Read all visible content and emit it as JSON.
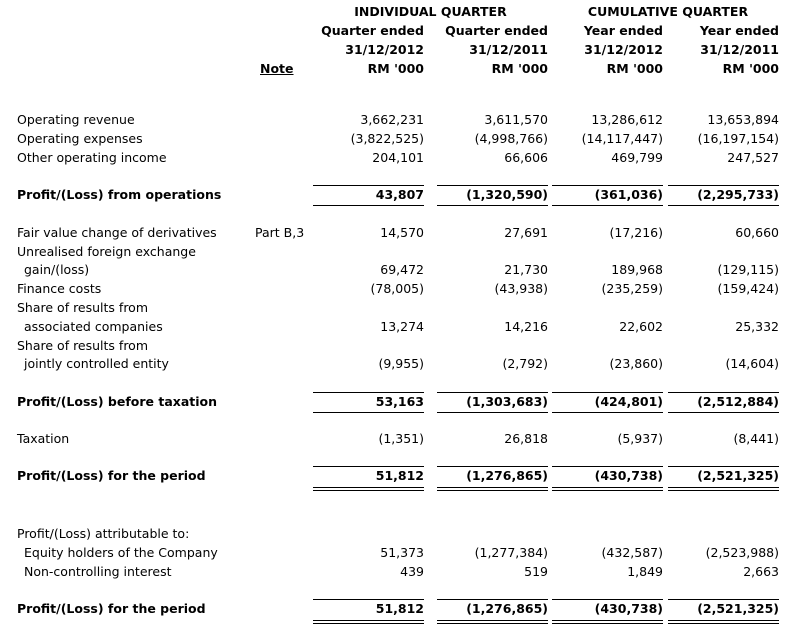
{
  "header": {
    "groups": [
      "INDIVIDUAL QUARTER",
      "CUMULATIVE QUARTER"
    ],
    "note": "Note",
    "columns": [
      {
        "period": "Quarter ended",
        "date": "31/12/2012",
        "unit": "RM '000"
      },
      {
        "period": "Quarter ended",
        "date": "31/12/2011",
        "unit": "RM '000"
      },
      {
        "period": "Year ended",
        "date": "31/12/2012",
        "unit": "RM '000"
      },
      {
        "period": "Year ended",
        "date": "31/12/2011",
        "unit": "RM '000"
      }
    ]
  },
  "table": {
    "rows": [
      {
        "label": "Operating revenue",
        "values": [
          "3,662,231",
          "3,611,570",
          "13,286,612",
          "13,653,894"
        ]
      },
      {
        "label": "Operating expenses",
        "values": [
          "(3,822,525)",
          "(4,998,766)",
          "(14,117,447)",
          "(16,197,154)"
        ]
      },
      {
        "label": "Other operating income",
        "values": [
          "204,101",
          "66,606",
          "469,799",
          "247,527"
        ]
      },
      {
        "label": "Profit/(Loss) from operations",
        "values": [
          "43,807",
          "(1,320,590)",
          "(361,036)",
          "(2,295,733)"
        ]
      },
      {
        "label": "Fair value change of derivatives",
        "note": "Part B,3",
        "values": [
          "14,570",
          "27,691",
          "(17,216)",
          "60,660"
        ]
      },
      {
        "label": "Unrealised foreign exchange"
      },
      {
        "label": "gain/(loss)",
        "values": [
          "69,472",
          "21,730",
          "189,968",
          "(129,115)"
        ]
      },
      {
        "label": "Finance costs",
        "values": [
          "(78,005)",
          "(43,938)",
          "(235,259)",
          "(159,424)"
        ]
      },
      {
        "label": "Share of results from"
      },
      {
        "label": "associated companies",
        "values": [
          "13,274",
          "14,216",
          "22,602",
          "25,332"
        ]
      },
      {
        "label": "Share of results from"
      },
      {
        "label": "jointly controlled entity",
        "values": [
          "(9,955)",
          "(2,792)",
          "(23,860)",
          "(14,604)"
        ]
      },
      {
        "label": "Profit/(Loss) before taxation",
        "values": [
          "53,163",
          "(1,303,683)",
          "(424,801)",
          "(2,512,884)"
        ]
      },
      {
        "label": "Taxation",
        "values": [
          "(1,351)",
          "26,818",
          "(5,937)",
          "(8,441)"
        ]
      },
      {
        "label": "Profit/(Loss) for the period",
        "values": [
          "51,812",
          "(1,276,865)",
          "(430,738)",
          "(2,521,325)"
        ]
      },
      {
        "label": "Profit/(Loss) attributable to:"
      },
      {
        "label": "Equity holders of the Company",
        "values": [
          "51,373",
          "(1,277,384)",
          "(432,587)",
          "(2,523,988)"
        ]
      },
      {
        "label": "Non-controlling interest",
        "values": [
          "439",
          "519",
          "1,849",
          "2,663"
        ]
      },
      {
        "label": "Profit/(Loss) for the period",
        "values": [
          "51,812",
          "(1,276,865)",
          "(430,738)",
          "(2,521,325)"
        ]
      }
    ]
  }
}
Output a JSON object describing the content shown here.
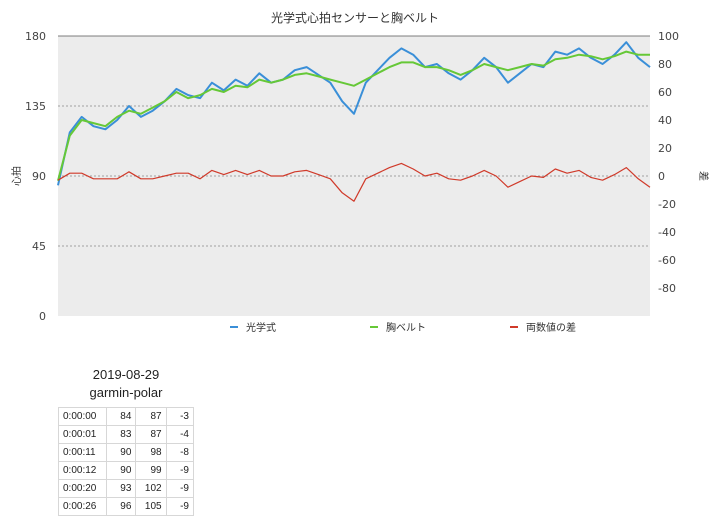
{
  "chart_data": {
    "type": "line",
    "title": "光学式心拍センサーと胸ベルト",
    "ylabel_left": "心拍",
    "ylabel_right": "差",
    "ylim_left": [
      0,
      180
    ],
    "yticks_left": [
      0,
      45,
      90,
      135,
      180
    ],
    "ylim_right": [
      -100,
      100
    ],
    "yticks_right": [
      100,
      80,
      60,
      40,
      20,
      0,
      -20,
      -40,
      -60,
      -80
    ],
    "grid": true,
    "legend_position": "bottom",
    "x": [
      0,
      0.02,
      0.04,
      0.06,
      0.08,
      0.1,
      0.12,
      0.14,
      0.16,
      0.18,
      0.2,
      0.22,
      0.24,
      0.26,
      0.28,
      0.3,
      0.32,
      0.34,
      0.36,
      0.38,
      0.4,
      0.42,
      0.44,
      0.46,
      0.48,
      0.5,
      0.52,
      0.54,
      0.56,
      0.58,
      0.6,
      0.62,
      0.64,
      0.66,
      0.68,
      0.7,
      0.72,
      0.74,
      0.76,
      0.78,
      0.8,
      0.82,
      0.84,
      0.86,
      0.88,
      0.9,
      0.92,
      0.94,
      0.96,
      0.98,
      1.0
    ],
    "series": [
      {
        "name": "光学式",
        "axis": "left",
        "color": "#3a8fd8",
        "values": [
          84,
          118,
          128,
          122,
          120,
          126,
          135,
          128,
          132,
          138,
          146,
          142,
          140,
          150,
          145,
          152,
          148,
          156,
          150,
          152,
          158,
          160,
          155,
          150,
          138,
          130,
          150,
          158,
          166,
          172,
          168,
          160,
          162,
          156,
          152,
          158,
          166,
          160,
          150,
          156,
          162,
          160,
          170,
          168,
          172,
          166,
          162,
          168,
          176,
          166,
          160
        ]
      },
      {
        "name": "胸ベルト",
        "axis": "left",
        "color": "#66c837",
        "values": [
          87,
          116,
          126,
          124,
          122,
          128,
          132,
          130,
          134,
          138,
          144,
          140,
          142,
          146,
          144,
          148,
          147,
          152,
          150,
          152,
          155,
          156,
          154,
          152,
          150,
          148,
          152,
          156,
          160,
          163,
          163,
          160,
          160,
          158,
          155,
          158,
          162,
          160,
          158,
          160,
          162,
          161,
          165,
          166,
          168,
          167,
          165,
          167,
          170,
          168,
          168
        ]
      },
      {
        "name": "両数値の差",
        "axis": "right",
        "color": "#d03a2a",
        "values": [
          -3,
          2,
          2,
          -2,
          -2,
          -2,
          3,
          -2,
          -2,
          0,
          2,
          2,
          -2,
          4,
          1,
          4,
          1,
          4,
          0,
          0,
          3,
          4,
          1,
          -2,
          -12,
          -18,
          -2,
          2,
          6,
          9,
          5,
          0,
          2,
          -2,
          -3,
          0,
          4,
          0,
          -8,
          -4,
          0,
          -1,
          5,
          2,
          4,
          -1,
          -3,
          1,
          6,
          -2,
          -8
        ]
      }
    ]
  },
  "table": {
    "date": "2019-08-29",
    "name": "garmin-polar",
    "rows": [
      [
        "0:00:00",
        "84",
        "87",
        "-3"
      ],
      [
        "0:00:01",
        "83",
        "87",
        "-4"
      ],
      [
        "0:00:11",
        "90",
        "98",
        "-8"
      ],
      [
        "0:00:12",
        "90",
        "99",
        "-9"
      ],
      [
        "0:00:20",
        "93",
        "102",
        "-9"
      ],
      [
        "0:00:26",
        "96",
        "105",
        "-9"
      ]
    ]
  }
}
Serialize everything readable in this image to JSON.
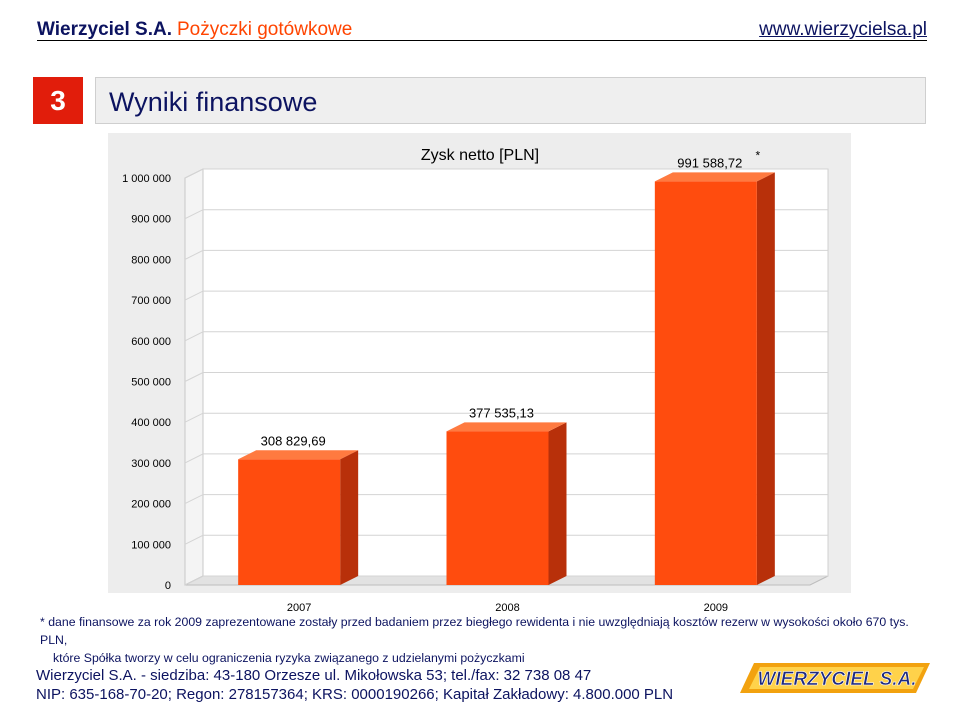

+---+

Print all the records again exactly; do not include any picture.

**THE REPLY**
Read all visible content and emit it as JSON.
{
  "header": {
    "groups": [
      "INDIVIDUAL QUARTER",
      "CUMULATIVE QUARTER"
    ],
    "note": "Note",
    "columns": [
      {
        "period": "Quarter ended",
        "date": "31/12/2012",
        "unit": "RM '000"
      },
      {
        "period": "Quarter ended",
        "date": "31/12/2011",
        "unit": "RM '000"
      },
      {
        "period": "Year ended",
        "date": "31/12/2012",
        "unit": "RM '000"
      },
      {
        "period": "Year ended",
        "date": "31/12/2011",
        "unit": "RM '000"
      }
    ]
  },
  "table": {
    "rows": [
      {
        "label": "Operating revenue",
        "values": [
          "3,662,231",
          "3,611,570",
          "13,286,612",
          "13,653,894"
        ]
      },
      {
        "label": "Operating expenses",
        "values": [
          "(3,822,525)",
          "(4,998,766)",
          "(14,117,447)",
          "(16,197,154)"
        ]
      },
      {
        "label": "Other operating income",
        "values": [
          "204,101",
          "66,606",
          "469,799",
          "247,527"
        ]
      },
      {
        "label": "Profit/(Loss) from operations",
        "values": [
          "43,807",
          "(1,320,590)",
          "(361,036)",
          "(2,295,733)"
        ]
      },
      {
        "label": "Fair value change of derivatives",
        "note": "Part B,3",
        "values": [
          "14,570",
          "27,691",
          "(17,216)",
          "60,660"
        ]
      },
      {
        "label": "Unrealised foreign exchange"
      },
      {
        "label": "gain/(loss)",
        "values": [
          "69,472",
          "21,730",
          "189,968",
          "(129,115)"
        ]
      },
      {
        "label": "Finance costs",
        "values": [
          "(78,005)",
          "(43,938)",
          "(235,259)",
          "(159,424)"
        ]
      },
      {
        "label": "Share of results from"
      },
      {
        "label": "associated companies",
        "values": [
          "13,274",
          "14,216",
          "22,602",
          "25,332"
        ]
      },
      {
        "label": "Share of results from"
      },
      {
        "label": "jointly controlled entity",
        "values": [
          "(9,955)",
          "(2,792)",
          "(23,860)",
          "(14,604)"
        ]
      },
      {
        "label": "Profit/(Loss) before taxation",
        "values": [
          "53,163",
          "(1,303,683)",
          "(424,801)",
          "(2,512,884)"
        ]
      },
      {
        "label": "Taxation",
        "values": [
          "(1,351)",
          "26,818",
          "(5,937)",
          "(8,441)"
        ]
      },
      {
        "label": "Profit/(Loss) for the period",
        "values": [
          "51,812",
          "(1,276,865)",
          "(430,738)",
          "(2,521,325)"
        ]
      },
      {
        "label": "Profit/(Loss) attributable to:"
      },
      {
        "label": "Equity holders of the Company",
        "values": [
          "51,373",
          "(1,277,384)",
          "(432,587)",
          "(2,523,988)"
        ]
      },
      {
        "label": "Non-controlling interest",
        "values": [
          "439",
          "519",
          "1,849",
          "2,663"
        ]
      },
      {
        "label": "Profit/(Loss) for the period",
        "values": [
          "51,812",
          "(1,276,865)",
          "(430,738)",
          "(2,521,325)"
        ]
      }
    ]
  }
}
Output a JSON object describing the content shown here.
{
  "chart_data": {
    "type": "line",
    "title": "光学式心拍センサーと胸ベルト",
    "ylabel_left": "心拍",
    "ylabel_right": "差",
    "ylim_left": [
      0,
      180
    ],
    "yticks_left": [
      0,
      45,
      90,
      135,
      180
    ],
    "ylim_right": [
      -100,
      100
    ],
    "yticks_right": [
      100,
      80,
      60,
      40,
      20,
      0,
      -20,
      -40,
      -60,
      -80
    ],
    "grid": true,
    "legend_position": "bottom",
    "x": [
      0,
      0.02,
      0.04,
      0.06,
      0.08,
      0.1,
      0.12,
      0.14,
      0.16,
      0.18,
      0.2,
      0.22,
      0.24,
      0.26,
      0.28,
      0.3,
      0.32,
      0.34,
      0.36,
      0.38,
      0.4,
      0.42,
      0.44,
      0.46,
      0.48,
      0.5,
      0.52,
      0.54,
      0.56,
      0.58,
      0.6,
      0.62,
      0.64,
      0.66,
      0.68,
      0.7,
      0.72,
      0.74,
      0.76,
      0.78,
      0.8,
      0.82,
      0.84,
      0.86,
      0.88,
      0.9,
      0.92,
      0.94,
      0.96,
      0.98,
      1.0
    ],
    "series": [
      {
        "name": "光学式",
        "axis": "left",
        "color": "#3a8fd8",
        "values": [
          84,
          118,
          128,
          122,
          120,
          126,
          135,
          128,
          132,
          138,
          146,
          142,
          140,
          150,
          145,
          152,
          148,
          156,
          150,
          152,
          158,
          160,
          155,
          150,
          138,
          130,
          150,
          158,
          166,
          172,
          168,
          160,
          162,
          156,
          152,
          158,
          166,
          160,
          150,
          156,
          162,
          160,
          170,
          168,
          172,
          166,
          162,
          168,
          176,
          166,
          160
        ]
      },
      {
        "name": "胸ベルト",
        "axis": "left",
        "color": "#66c837",
        "values": [
          87,
          116,
          126,
          124,
          122,
          128,
          132,
          130,
          134,
          138,
          144,
          140,
          142,
          146,
          144,
          148,
          147,
          152,
          150,
          152,
          155,
          156,
          154,
          152,
          150,
          148,
          152,
          156,
          160,
          163,
          163,
          160,
          160,
          158,
          155,
          158,
          162,
          160,
          158,
          160,
          162,
          161,
          165,
          166,
          168,
          167,
          165,
          167,
          170,
          168,
          168
        ]
      },
      {
        "name": "両数値の差",
        "axis": "right",
        "color": "#d03a2a",
        "values": [
          -3,
          2,
          2,
          -2,
          -2,
          -2,
          3,
          -2,
          -2,
          0,
          2,
          2,
          -2,
          4,
          1,
          4,
          1,
          4,
          0,
          0,
          3,
          4,
          1,
          -2,
          -12,
          -18,
          -2,
          2,
          6,
          9,
          5,
          0,
          2,
          -2,
          -3,
          0,
          4,
          0,
          -8,
          -4,
          0,
          -1,
          5,
          2,
          4,
          -1,
          -3,
          1,
          6,
          -2,
          -8
        ]
      }
    ]
  },
  "table": {
    "date": "2019-08-29",
    "name": "garmin-polar",
    "rows": [
      [
        "0:00:00",
        "84",
        "87",
        "-3"
      ],
      [
        "0:00:01",
        "83",
        "87",
        "-4"
      ],
      [
        "0:00:11",
        "90",
        "98",
        "-8"
      ],
      [
        "0:00:12",
        "90",
        "99",
        "-9"
      ],
      [
        "0:00:20",
        "93",
        "102",
        "-9"
      ],
      [
        "0:00:26",
        "96",
        "105",
        "-9"
      ]
    ]
  }
}
Serialize everything readable in this image to JSON.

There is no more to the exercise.